→ **Request**: All of the material below is to be returned exactly.

* BEGIN Provided material *

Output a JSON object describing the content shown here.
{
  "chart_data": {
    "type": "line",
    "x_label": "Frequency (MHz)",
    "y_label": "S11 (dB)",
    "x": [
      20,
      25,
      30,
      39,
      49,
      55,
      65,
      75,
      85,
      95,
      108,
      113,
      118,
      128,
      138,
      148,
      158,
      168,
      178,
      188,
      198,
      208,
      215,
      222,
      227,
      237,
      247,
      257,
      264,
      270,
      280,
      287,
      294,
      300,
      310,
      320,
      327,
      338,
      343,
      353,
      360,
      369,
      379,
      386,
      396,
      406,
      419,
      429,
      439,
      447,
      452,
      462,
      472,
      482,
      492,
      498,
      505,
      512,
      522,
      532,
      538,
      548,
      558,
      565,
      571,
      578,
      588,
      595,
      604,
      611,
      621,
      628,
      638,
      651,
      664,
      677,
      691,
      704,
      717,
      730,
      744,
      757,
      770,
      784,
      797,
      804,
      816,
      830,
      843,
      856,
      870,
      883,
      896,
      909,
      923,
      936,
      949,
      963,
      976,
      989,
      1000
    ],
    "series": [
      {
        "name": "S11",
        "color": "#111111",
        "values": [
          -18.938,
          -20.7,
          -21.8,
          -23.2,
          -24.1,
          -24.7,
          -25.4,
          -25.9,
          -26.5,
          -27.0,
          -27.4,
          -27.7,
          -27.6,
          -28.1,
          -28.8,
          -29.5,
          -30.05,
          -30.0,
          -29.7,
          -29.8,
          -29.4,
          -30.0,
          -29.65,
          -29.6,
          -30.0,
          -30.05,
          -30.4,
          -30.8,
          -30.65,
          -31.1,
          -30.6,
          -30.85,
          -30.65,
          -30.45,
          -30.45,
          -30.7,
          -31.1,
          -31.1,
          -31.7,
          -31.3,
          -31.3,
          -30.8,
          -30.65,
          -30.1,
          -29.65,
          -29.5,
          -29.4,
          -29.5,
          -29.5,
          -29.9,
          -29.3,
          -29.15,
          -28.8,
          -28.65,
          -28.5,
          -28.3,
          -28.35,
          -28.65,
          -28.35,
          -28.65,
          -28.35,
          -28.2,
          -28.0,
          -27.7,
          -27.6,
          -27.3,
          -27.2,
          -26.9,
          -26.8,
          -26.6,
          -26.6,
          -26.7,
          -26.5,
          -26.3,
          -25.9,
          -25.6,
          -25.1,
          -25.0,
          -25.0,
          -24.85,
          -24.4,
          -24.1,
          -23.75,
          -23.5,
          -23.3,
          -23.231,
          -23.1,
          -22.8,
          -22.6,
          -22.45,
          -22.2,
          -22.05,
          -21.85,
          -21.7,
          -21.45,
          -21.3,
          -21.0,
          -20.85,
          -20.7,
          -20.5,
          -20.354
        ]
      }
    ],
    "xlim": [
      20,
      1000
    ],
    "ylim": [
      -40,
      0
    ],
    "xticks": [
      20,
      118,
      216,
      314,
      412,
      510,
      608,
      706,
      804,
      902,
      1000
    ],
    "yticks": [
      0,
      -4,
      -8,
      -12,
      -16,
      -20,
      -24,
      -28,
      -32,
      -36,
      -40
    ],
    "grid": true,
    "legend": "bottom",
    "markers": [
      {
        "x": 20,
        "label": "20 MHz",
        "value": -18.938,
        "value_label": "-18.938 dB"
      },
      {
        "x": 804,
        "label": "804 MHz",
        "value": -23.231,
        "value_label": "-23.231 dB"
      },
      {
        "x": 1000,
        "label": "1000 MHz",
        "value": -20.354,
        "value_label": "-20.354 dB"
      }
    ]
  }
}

* END Provided material *

→ **Final result**:
Output a JSON object describing the content shown here.
{
  "chart_data": {
    "type": "line",
    "x_label": "Frequency (MHz)",
    "y_label": "S11 (dB)",
    "x": [
      20,
      25,
      30,
      39,
      49,
      55,
      65,
      75,
      85,
      95,
      108,
      113,
      118,
      128,
      138,
      148,
      158,
      168,
      178,
      188,
      198,
      208,
      215,
      222,
      227,
      237,
      247,
      257,
      264,
      270,
      280,
      287,
      294,
      300,
      310,
      320,
      327,
      338,
      343,
      353,
      360,
      369,
      379,
      386,
      396,
      406,
      419,
      429,
      439,
      447,
      452,
      462,
      472,
      482,
      492,
      498,
      505,
      512,
      522,
      532,
      538,
      548,
      558,
      565,
      571,
      578,
      588,
      595,
      604,
      611,
      621,
      628,
      638,
      651,
      664,
      677,
      691,
      704,
      717,
      730,
      744,
      757,
      770,
      784,
      797,
      804,
      816,
      830,
      843,
      856,
      870,
      883,
      896,
      909,
      923,
      936,
      949,
      963,
      976,
      989,
      1000
    ],
    "series": [
      {
        "name": "S11",
        "color": "#111111",
        "values": [
          -18.938,
          -20.7,
          -21.8,
          -23.2,
          -24.1,
          -24.7,
          -25.4,
          -25.9,
          -26.5,
          -27.0,
          -27.4,
          -27.7,
          -27.6,
          -28.1,
          -28.8,
          -29.5,
          -30.05,
          -30.0,
          -29.7,
          -29.8,
          -29.4,
          -30.0,
          -29.65,
          -29.6,
          -30.0,
          -30.05,
          -30.4,
          -30.8,
          -30.65,
          -31.1,
          -30.6,
          -30.85,
          -30.65,
          -30.45,
          -30.45,
          -30.7,
          -31.1,
          -31.1,
          -31.7,
          -31.3,
          -31.3,
          -30.8,
          -30.65,
          -30.1,
          -29.65,
          -29.5,
          -29.4,
          -29.5,
          -29.5,
          -29.9,
          -29.3,
          -29.15,
          -28.8,
          -28.65,
          -28.5,
          -28.3,
          -28.35,
          -28.65,
          -28.35,
          -28.65,
          -28.35,
          -28.2,
          -28.0,
          -27.7,
          -27.6,
          -27.3,
          -27.2,
          -26.9,
          -26.8,
          -26.6,
          -26.6,
          -26.7,
          -26.5,
          -26.3,
          -25.9,
          -25.6,
          -25.1,
          -25.0,
          -25.0,
          -24.85,
          -24.4,
          -24.1,
          -23.75,
          -23.5,
          -23.3,
          -23.231,
          -23.1,
          -22.8,
          -22.6,
          -22.45,
          -22.2,
          -22.05,
          -21.85,
          -21.7,
          -21.45,
          -21.3,
          -21.0,
          -20.85,
          -20.7,
          -20.5,
          -20.354
        ]
      }
    ],
    "xlim": [
      20,
      1000
    ],
    "ylim": [
      -40,
      0
    ],
    "xticks": [
      20,
      118,
      216,
      314,
      412,
      510,
      608,
      706,
      804,
      902,
      1000
    ],
    "yticks": [
      0,
      -4,
      -8,
      -12,
      -16,
      -20,
      -24,
      -28,
      -32,
      -36,
      -40
    ],
    "grid": true,
    "legend": "bottom",
    "markers": [
      {
        "x": 20,
        "label": "20 MHz",
        "value": -18.938,
        "value_label": "-18.938 dB"
      },
      {
        "x": 804,
        "label": "804 MHz",
        "value": -23.231,
        "value_label": "-23.231 dB"
      },
      {
        "x": 1000,
        "label": "1000 MHz",
        "value": -20.354,
        "value_label": "-20.354 dB"
      }
    ]
  }
}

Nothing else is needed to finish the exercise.